* begin *
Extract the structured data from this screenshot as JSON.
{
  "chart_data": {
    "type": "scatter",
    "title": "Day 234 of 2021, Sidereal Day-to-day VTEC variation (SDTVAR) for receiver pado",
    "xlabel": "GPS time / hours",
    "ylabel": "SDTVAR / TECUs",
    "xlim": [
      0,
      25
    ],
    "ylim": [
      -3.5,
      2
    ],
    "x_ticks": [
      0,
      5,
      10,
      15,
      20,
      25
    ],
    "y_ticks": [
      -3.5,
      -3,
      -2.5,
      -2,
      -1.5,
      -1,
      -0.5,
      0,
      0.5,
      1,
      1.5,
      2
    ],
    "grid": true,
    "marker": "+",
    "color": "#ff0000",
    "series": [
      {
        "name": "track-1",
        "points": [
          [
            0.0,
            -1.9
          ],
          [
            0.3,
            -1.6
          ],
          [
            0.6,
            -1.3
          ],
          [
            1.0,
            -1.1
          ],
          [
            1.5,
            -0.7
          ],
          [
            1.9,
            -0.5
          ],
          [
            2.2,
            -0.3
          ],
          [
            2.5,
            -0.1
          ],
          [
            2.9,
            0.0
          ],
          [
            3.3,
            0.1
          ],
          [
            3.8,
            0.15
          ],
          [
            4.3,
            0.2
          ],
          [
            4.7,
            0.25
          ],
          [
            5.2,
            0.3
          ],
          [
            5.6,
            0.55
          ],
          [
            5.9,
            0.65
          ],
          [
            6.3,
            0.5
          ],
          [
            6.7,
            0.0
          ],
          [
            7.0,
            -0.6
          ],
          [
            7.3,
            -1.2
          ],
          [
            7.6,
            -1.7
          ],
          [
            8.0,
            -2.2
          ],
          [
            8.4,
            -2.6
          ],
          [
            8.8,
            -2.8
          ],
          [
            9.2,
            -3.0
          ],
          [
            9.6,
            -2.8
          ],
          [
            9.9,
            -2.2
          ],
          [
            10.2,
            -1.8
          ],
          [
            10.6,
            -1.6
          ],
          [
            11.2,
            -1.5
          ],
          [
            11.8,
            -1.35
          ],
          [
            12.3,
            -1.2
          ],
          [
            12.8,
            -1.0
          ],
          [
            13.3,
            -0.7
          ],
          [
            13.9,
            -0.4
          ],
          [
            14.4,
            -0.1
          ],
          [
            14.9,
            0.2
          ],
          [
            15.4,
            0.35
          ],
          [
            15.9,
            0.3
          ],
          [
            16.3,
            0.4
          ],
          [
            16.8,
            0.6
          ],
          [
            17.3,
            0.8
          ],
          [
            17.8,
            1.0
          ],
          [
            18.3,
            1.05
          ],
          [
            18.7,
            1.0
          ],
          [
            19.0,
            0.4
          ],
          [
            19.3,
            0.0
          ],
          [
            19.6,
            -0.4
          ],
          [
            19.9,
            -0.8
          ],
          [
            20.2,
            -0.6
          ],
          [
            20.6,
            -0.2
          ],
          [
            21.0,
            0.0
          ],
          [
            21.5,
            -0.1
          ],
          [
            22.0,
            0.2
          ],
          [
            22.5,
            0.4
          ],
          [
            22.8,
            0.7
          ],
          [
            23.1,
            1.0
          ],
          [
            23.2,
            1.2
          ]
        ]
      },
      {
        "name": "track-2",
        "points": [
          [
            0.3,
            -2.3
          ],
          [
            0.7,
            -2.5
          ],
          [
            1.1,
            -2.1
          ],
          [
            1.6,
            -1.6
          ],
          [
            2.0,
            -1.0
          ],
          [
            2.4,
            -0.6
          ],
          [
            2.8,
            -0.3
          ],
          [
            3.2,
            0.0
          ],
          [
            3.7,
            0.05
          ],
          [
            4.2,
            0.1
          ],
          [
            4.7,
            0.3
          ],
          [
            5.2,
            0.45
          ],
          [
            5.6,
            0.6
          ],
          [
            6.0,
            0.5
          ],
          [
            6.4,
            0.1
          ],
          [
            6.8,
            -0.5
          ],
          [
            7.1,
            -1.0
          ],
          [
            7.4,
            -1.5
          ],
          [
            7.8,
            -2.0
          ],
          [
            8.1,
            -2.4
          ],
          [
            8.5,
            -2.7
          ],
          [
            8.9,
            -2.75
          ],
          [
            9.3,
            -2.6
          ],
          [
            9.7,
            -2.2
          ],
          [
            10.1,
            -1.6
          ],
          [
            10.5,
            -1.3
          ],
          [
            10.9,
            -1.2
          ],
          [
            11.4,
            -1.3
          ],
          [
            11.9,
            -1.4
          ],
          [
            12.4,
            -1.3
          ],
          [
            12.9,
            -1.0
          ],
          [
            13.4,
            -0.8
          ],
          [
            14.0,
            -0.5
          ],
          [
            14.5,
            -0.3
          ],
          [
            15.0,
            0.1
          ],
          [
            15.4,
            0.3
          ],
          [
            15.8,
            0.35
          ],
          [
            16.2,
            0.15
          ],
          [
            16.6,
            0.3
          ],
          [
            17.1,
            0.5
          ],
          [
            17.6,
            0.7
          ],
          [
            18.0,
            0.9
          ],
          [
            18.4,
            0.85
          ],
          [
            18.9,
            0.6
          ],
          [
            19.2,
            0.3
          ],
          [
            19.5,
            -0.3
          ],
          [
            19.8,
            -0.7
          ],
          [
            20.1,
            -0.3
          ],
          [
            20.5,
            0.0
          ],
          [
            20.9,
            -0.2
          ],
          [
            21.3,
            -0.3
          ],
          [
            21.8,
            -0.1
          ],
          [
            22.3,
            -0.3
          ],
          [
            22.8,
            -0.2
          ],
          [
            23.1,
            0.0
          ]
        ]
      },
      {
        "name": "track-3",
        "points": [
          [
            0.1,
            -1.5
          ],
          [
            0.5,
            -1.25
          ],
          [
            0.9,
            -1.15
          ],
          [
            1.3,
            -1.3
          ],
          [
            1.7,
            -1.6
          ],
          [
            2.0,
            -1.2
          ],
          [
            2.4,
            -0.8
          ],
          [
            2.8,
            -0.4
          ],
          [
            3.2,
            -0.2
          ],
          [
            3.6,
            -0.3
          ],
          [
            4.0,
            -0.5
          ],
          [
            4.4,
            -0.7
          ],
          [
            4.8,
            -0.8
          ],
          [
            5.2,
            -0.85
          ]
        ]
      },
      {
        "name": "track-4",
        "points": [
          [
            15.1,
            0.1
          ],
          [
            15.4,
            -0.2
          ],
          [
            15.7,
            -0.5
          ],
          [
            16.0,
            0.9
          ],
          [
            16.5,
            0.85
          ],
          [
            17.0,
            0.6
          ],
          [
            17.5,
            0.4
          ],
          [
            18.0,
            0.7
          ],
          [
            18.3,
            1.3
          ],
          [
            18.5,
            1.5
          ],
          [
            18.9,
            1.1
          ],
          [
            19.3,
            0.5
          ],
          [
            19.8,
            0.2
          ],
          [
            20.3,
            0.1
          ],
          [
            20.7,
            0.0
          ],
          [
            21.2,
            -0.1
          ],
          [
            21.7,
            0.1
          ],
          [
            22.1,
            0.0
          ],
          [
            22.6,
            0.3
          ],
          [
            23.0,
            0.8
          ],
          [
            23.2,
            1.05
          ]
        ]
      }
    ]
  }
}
* end *
- **What to do**
From the records given above, copy all lines containing "track".

- **Worked solution**
        "name": "track-1",
        "name": "track-2",
        "name": "track-3",
        "name": "track-4",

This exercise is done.